[Request] Read the entries below and pull out each line with the string "neuron".

[Data supplied]
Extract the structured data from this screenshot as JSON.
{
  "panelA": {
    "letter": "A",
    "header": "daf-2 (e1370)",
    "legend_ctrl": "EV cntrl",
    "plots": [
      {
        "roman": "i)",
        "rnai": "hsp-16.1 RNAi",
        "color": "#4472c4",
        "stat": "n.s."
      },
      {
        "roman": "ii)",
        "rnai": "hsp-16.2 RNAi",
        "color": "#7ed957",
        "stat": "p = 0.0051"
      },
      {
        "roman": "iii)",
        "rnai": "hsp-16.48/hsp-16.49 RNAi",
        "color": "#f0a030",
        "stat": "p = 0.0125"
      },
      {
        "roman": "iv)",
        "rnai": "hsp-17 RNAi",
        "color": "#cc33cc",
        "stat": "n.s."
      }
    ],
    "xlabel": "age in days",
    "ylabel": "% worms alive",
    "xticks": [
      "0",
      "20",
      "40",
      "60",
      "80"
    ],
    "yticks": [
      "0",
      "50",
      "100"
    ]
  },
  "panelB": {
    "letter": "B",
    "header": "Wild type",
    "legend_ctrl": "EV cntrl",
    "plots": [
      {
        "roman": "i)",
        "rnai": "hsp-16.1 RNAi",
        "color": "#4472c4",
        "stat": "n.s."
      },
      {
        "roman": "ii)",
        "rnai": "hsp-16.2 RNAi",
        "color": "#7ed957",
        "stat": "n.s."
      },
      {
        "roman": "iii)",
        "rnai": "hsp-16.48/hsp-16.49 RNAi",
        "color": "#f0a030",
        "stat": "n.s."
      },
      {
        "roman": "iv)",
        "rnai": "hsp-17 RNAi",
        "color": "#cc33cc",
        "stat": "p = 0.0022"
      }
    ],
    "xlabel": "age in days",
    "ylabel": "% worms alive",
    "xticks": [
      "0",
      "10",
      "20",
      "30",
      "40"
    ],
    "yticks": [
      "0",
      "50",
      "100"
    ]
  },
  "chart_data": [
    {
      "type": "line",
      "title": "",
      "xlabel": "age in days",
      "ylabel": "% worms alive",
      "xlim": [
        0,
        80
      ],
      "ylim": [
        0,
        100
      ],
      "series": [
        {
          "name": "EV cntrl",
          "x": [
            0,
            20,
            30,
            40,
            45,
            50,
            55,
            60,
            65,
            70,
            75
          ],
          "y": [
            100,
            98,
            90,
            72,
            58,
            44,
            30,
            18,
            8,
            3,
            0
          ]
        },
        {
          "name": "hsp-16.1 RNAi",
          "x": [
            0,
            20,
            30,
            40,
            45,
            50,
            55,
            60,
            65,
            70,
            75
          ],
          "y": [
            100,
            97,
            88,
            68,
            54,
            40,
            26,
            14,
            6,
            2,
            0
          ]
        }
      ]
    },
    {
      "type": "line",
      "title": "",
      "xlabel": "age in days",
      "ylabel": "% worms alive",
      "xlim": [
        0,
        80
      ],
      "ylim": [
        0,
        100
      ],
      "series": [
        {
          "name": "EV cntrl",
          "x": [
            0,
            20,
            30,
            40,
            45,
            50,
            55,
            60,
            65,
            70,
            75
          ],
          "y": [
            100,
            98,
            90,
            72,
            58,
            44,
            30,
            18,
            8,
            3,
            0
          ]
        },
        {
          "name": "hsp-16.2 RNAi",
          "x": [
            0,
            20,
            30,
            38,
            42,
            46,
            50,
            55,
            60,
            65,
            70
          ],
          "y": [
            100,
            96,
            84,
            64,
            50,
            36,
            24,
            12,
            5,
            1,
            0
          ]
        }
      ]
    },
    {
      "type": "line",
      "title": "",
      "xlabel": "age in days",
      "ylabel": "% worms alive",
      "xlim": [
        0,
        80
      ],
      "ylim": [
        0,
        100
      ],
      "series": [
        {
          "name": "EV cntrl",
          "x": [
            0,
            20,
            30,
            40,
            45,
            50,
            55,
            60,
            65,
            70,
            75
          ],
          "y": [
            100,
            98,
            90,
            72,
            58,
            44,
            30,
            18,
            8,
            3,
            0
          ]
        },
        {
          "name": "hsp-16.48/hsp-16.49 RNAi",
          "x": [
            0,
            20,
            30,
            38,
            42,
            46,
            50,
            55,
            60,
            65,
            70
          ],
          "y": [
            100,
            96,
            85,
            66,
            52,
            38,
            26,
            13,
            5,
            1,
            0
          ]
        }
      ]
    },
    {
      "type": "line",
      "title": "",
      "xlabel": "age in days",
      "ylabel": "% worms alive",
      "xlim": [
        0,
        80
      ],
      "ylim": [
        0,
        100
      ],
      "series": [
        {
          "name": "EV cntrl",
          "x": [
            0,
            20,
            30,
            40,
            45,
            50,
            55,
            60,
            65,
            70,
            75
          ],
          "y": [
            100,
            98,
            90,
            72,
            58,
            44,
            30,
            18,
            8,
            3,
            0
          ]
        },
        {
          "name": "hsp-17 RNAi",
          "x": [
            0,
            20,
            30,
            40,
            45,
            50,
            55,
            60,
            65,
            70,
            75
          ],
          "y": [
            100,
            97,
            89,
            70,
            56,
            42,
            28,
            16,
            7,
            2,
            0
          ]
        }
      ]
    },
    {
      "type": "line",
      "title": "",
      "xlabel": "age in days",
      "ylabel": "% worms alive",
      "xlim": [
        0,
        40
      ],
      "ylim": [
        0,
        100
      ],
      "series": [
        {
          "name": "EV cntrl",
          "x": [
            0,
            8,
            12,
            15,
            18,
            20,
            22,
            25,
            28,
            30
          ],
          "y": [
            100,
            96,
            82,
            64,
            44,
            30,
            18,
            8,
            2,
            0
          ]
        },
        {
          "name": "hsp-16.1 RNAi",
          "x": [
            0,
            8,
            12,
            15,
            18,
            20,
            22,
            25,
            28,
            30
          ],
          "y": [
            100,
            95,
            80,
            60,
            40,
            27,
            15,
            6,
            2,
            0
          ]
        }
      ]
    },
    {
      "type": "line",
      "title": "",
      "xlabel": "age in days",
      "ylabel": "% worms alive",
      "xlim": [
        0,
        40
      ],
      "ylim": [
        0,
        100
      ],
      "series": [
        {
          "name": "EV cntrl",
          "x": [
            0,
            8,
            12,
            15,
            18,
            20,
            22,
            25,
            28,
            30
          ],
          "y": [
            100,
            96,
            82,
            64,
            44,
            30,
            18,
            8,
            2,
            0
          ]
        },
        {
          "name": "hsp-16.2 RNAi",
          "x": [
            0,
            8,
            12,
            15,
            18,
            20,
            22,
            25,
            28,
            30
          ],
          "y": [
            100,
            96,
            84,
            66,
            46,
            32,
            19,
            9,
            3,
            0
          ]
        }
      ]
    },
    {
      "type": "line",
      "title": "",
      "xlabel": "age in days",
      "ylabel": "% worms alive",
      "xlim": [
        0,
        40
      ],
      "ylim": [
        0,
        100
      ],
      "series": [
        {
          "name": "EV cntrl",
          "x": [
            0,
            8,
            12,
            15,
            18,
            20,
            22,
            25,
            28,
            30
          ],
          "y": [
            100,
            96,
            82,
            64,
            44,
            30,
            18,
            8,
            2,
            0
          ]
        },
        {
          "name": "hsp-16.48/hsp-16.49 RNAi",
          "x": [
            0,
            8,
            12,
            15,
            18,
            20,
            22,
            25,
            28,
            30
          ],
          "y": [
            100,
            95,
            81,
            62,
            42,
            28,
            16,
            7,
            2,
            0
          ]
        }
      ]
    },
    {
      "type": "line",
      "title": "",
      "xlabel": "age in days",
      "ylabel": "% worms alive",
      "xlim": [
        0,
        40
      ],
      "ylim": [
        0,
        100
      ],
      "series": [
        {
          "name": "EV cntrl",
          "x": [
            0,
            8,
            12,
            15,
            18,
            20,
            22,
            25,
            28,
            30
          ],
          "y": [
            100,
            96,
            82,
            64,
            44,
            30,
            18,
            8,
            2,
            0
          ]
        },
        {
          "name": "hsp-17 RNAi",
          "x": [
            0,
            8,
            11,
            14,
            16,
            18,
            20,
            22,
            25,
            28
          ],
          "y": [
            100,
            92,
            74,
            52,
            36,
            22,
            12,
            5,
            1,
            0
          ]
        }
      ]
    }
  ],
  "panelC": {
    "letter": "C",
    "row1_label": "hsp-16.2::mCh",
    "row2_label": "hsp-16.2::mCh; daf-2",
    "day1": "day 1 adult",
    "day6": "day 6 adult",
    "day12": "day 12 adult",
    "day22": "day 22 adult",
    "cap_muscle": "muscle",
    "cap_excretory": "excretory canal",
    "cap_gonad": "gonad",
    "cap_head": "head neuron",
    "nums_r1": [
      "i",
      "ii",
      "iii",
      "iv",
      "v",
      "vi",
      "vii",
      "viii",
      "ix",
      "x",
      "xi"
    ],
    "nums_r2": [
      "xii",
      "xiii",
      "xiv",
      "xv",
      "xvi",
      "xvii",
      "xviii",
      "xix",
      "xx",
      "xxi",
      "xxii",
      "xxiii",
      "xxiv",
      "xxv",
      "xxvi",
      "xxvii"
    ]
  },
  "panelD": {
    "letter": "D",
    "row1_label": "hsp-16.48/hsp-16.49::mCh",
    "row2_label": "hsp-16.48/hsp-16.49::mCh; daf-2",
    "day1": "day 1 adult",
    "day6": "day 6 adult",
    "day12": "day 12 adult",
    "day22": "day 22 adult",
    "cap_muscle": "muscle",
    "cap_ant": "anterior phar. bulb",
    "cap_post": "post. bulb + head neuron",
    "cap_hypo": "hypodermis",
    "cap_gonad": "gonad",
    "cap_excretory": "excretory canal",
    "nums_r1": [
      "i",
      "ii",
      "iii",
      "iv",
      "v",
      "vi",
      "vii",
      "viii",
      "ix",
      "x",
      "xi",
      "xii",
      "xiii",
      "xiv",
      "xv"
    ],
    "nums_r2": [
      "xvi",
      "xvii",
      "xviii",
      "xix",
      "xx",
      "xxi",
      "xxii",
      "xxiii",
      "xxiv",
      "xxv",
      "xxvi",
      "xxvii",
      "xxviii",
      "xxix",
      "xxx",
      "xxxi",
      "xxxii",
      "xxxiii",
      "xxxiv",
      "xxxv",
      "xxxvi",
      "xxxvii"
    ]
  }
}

[Solution]
    "cap_head": "head neuron",
    "cap_post": "post. bulb + head neuron",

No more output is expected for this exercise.